- Goal: Copy the items verbatim from the line with "candle-body xyxy=(316,211,320,213)" to the line with "rsi-tick-label: 60.00 xyxy=(893,462,919,472)".
****************************************
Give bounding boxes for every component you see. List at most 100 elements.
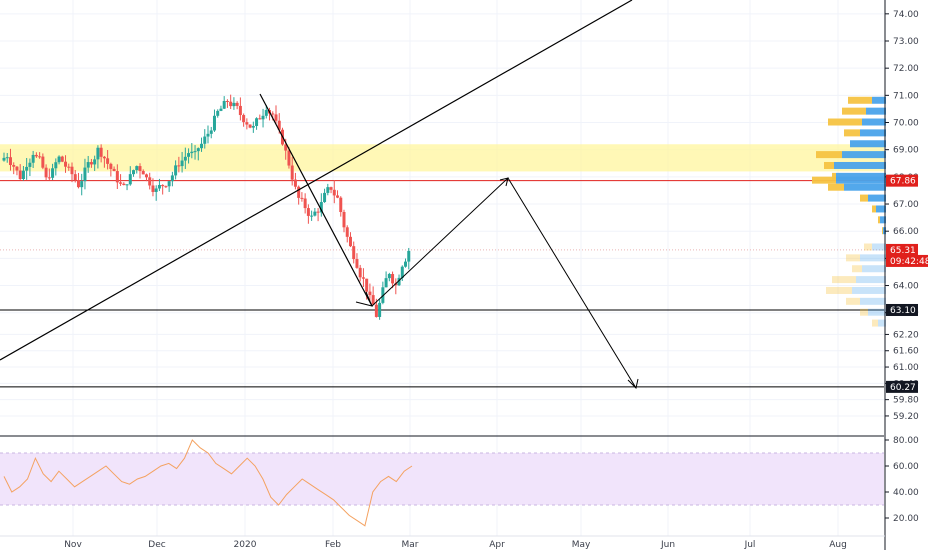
candle-body xyxy=(316,211,320,213)
volume-profile-bar-down xyxy=(866,107,886,115)
candle-body xyxy=(264,110,268,116)
candle-body xyxy=(60,156,64,162)
candle-body xyxy=(306,208,310,216)
volume-profile-bar-up xyxy=(844,129,860,137)
candle-body xyxy=(261,115,265,120)
candle-body xyxy=(2,157,6,161)
time-tick-label: 2020 xyxy=(234,540,257,550)
candle-body xyxy=(115,171,119,183)
candle-body xyxy=(83,167,87,182)
candle-body xyxy=(164,186,168,188)
price-tick-label: 59.20 xyxy=(893,412,919,422)
price-tick-label: 66.00 xyxy=(893,227,919,237)
rsi-tick-label: 20.00 xyxy=(893,514,919,524)
candle-body xyxy=(284,144,288,151)
volume-profile-bar-down xyxy=(856,276,886,284)
candle-body xyxy=(277,120,281,130)
rsi-tick-label: 60.00 xyxy=(893,462,919,472)
volume-profile-bar-down xyxy=(836,172,886,180)
candle-body xyxy=(374,304,378,317)
volume-profile-bar-up xyxy=(882,227,883,235)
candle-body xyxy=(248,124,252,128)
price-tick-label: 69.00 xyxy=(893,146,919,156)
arrowhead-low xyxy=(355,291,373,307)
candle-body xyxy=(132,170,136,175)
candle-body xyxy=(365,278,369,292)
price-tag-bg xyxy=(886,380,918,393)
candle-body xyxy=(206,133,210,137)
candle-body xyxy=(109,163,113,169)
candle-body xyxy=(15,166,19,171)
volume-profile-bar-up xyxy=(860,308,868,316)
candle-body xyxy=(232,102,236,107)
candle-body xyxy=(216,110,220,116)
time-tick-label: Aug xyxy=(829,540,847,550)
volume-profile-bar-up xyxy=(878,216,880,224)
volume-profile-bar-down xyxy=(836,176,886,184)
price-tag-bg xyxy=(886,303,918,316)
arrowhead-down xyxy=(627,378,639,389)
candle-body xyxy=(80,181,84,188)
candle-body xyxy=(177,165,181,167)
volume-profile-bar-up xyxy=(824,161,834,169)
price-tag-bg xyxy=(886,254,928,267)
volume-profile-bar-down xyxy=(876,205,886,213)
candle-body xyxy=(154,188,158,192)
candle-body xyxy=(400,266,404,278)
candle-body xyxy=(112,168,116,172)
candle-body xyxy=(170,175,174,182)
price-tick-label: 73.00 xyxy=(893,37,919,47)
price-tag-bg xyxy=(886,243,918,256)
candle-body xyxy=(394,283,398,286)
volume-profile-bar-up xyxy=(872,205,876,213)
candle-body xyxy=(397,277,401,286)
volume-profile-bar-down xyxy=(862,118,886,126)
candle-body xyxy=(212,115,216,131)
candle-body xyxy=(222,100,226,109)
price-tick-label: 70.00 xyxy=(893,119,919,129)
candle-body xyxy=(200,143,204,149)
candle-body xyxy=(25,166,29,171)
price-tick-label: 64.00 xyxy=(893,282,919,292)
price-tick-label: 71.00 xyxy=(893,91,919,101)
candle-body xyxy=(387,274,391,279)
candle-body xyxy=(361,277,365,279)
candle-body xyxy=(355,259,359,268)
price-tag-label: 63.10 xyxy=(890,306,916,316)
candle-body xyxy=(28,162,32,167)
candle-body xyxy=(238,105,242,116)
candle-body xyxy=(128,174,132,185)
candle-body xyxy=(193,151,197,153)
candle-body xyxy=(148,177,152,186)
volume-profile-bar-down xyxy=(872,96,886,104)
volume-profile-bar-up xyxy=(832,276,856,284)
candle-body xyxy=(255,118,259,126)
trendline-long xyxy=(0,0,633,361)
candle-body xyxy=(144,174,148,178)
candle-body xyxy=(345,227,349,237)
candle-body xyxy=(319,202,323,213)
rsi-line xyxy=(3,439,413,527)
price-tag-label: 67.86 xyxy=(890,177,916,187)
volume-profile-bar-down xyxy=(834,161,886,169)
time-tick-label: Nov xyxy=(64,540,82,550)
time-tick-label: Jun xyxy=(660,540,675,550)
volume-profile-bar-down xyxy=(868,308,886,316)
price-tick-label: 59.80 xyxy=(893,396,919,406)
supply-zone xyxy=(0,144,884,172)
volume-profile-bar-down xyxy=(842,151,886,159)
candle-body xyxy=(310,215,314,217)
volume-profile-bar-down xyxy=(850,140,886,148)
time-tick-label: May xyxy=(572,540,591,550)
volume-profile-bar-up xyxy=(816,151,842,159)
candle-body xyxy=(391,274,395,284)
candle-body xyxy=(303,198,307,209)
candle-body xyxy=(271,113,275,115)
candle-body xyxy=(67,166,71,168)
candle-body xyxy=(407,250,411,262)
candle-body xyxy=(47,177,51,179)
price-tag-label: 65.31 xyxy=(890,246,916,256)
volume-profile-bar-down xyxy=(860,297,886,305)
****************************************
- Task output:
candle-body xyxy=(316,211,320,213)
volume-profile-bar-down xyxy=(866,107,886,115)
candle-body xyxy=(264,110,268,116)
candle-body xyxy=(60,156,64,162)
candle-body xyxy=(306,208,310,216)
volume-profile-bar-up xyxy=(844,129,860,137)
candle-body xyxy=(261,115,265,120)
candle-body xyxy=(2,157,6,161)
time-tick-label: 2020 xyxy=(234,540,257,550)
candle-body xyxy=(115,171,119,183)
candle-body xyxy=(83,167,87,182)
candle-body xyxy=(164,186,168,188)
price-tick-label: 59.20 xyxy=(893,412,919,422)
price-tick-label: 66.00 xyxy=(893,227,919,237)
rsi-tick-label: 20.00 xyxy=(893,514,919,524)
candle-body xyxy=(284,144,288,151)
volume-profile-bar-down xyxy=(856,276,886,284)
candle-body xyxy=(277,120,281,130)
rsi-tick-label: 60.00 xyxy=(893,462,919,472)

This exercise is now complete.